• Directive:
Transcribe each line of the material as it is, and drop any picture.

>> BEGIN Supplied material

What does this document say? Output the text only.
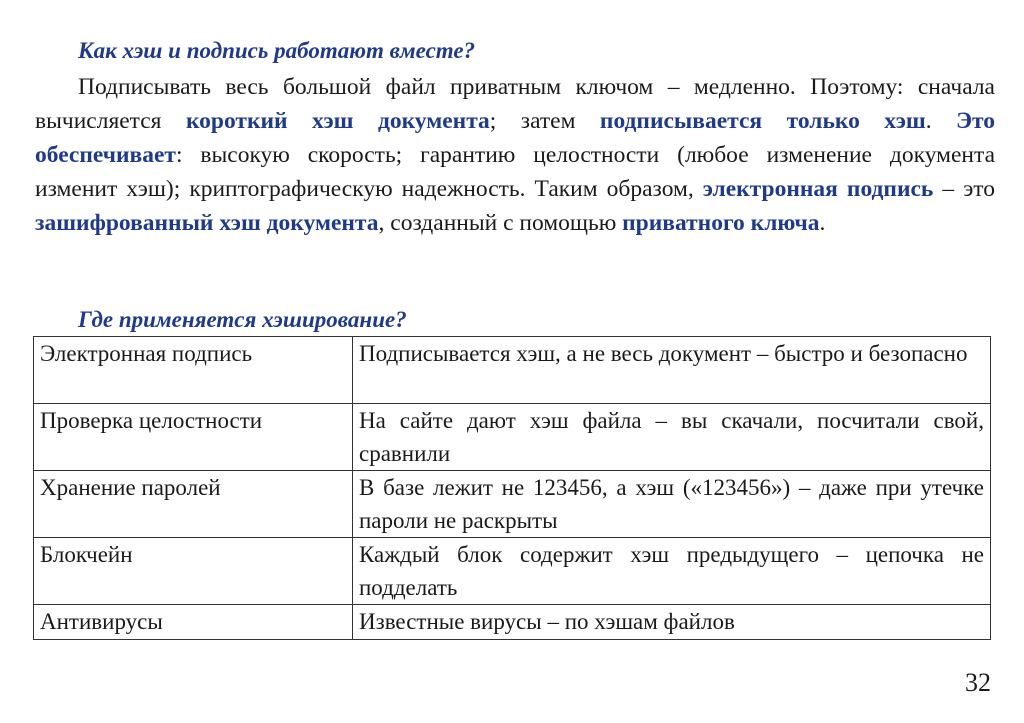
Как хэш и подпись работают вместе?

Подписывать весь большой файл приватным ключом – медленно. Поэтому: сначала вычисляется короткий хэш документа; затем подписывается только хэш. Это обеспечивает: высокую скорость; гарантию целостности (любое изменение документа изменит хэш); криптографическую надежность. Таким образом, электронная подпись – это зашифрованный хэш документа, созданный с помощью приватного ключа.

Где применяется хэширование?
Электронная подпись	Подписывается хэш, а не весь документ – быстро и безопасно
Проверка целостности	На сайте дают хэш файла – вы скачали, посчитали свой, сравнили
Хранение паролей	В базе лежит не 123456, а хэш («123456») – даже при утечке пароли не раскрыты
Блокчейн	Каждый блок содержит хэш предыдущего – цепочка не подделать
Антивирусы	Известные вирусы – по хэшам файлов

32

>> END Supplied material

• Finished exercise:
What does this document say? Output the text only.
Как хэш и подпись работают вместе?

Подписывать весь большой файл приватным ключом – медленно. Поэтому: сначала вычисляется короткий хэш документа; затем подписывается только хэш. Это обеспечивает: высокую скорость; гарантию целостности (любое изменение документа изменит хэш); криптографическую надежность. Таким образом, электронная подпись – это зашифрованный хэш документа, созданный с помощью приватного ключа.

Где применяется хэширование?
Электронная подпись	Подписывается хэш, а не весь документ – быстро и безопасно
Проверка целостности	На сайте дают хэш файла – вы скачали, посчитали свой, сравнили
Хранение паролей	В базе лежит не 123456, а хэш («123456») – даже при утечке пароли не раскрыты
Блокчейн	Каждый блок содержит хэш предыдущего – цепочка не подделать
Антивирусы	Известные вирусы – по хэшам файлов

32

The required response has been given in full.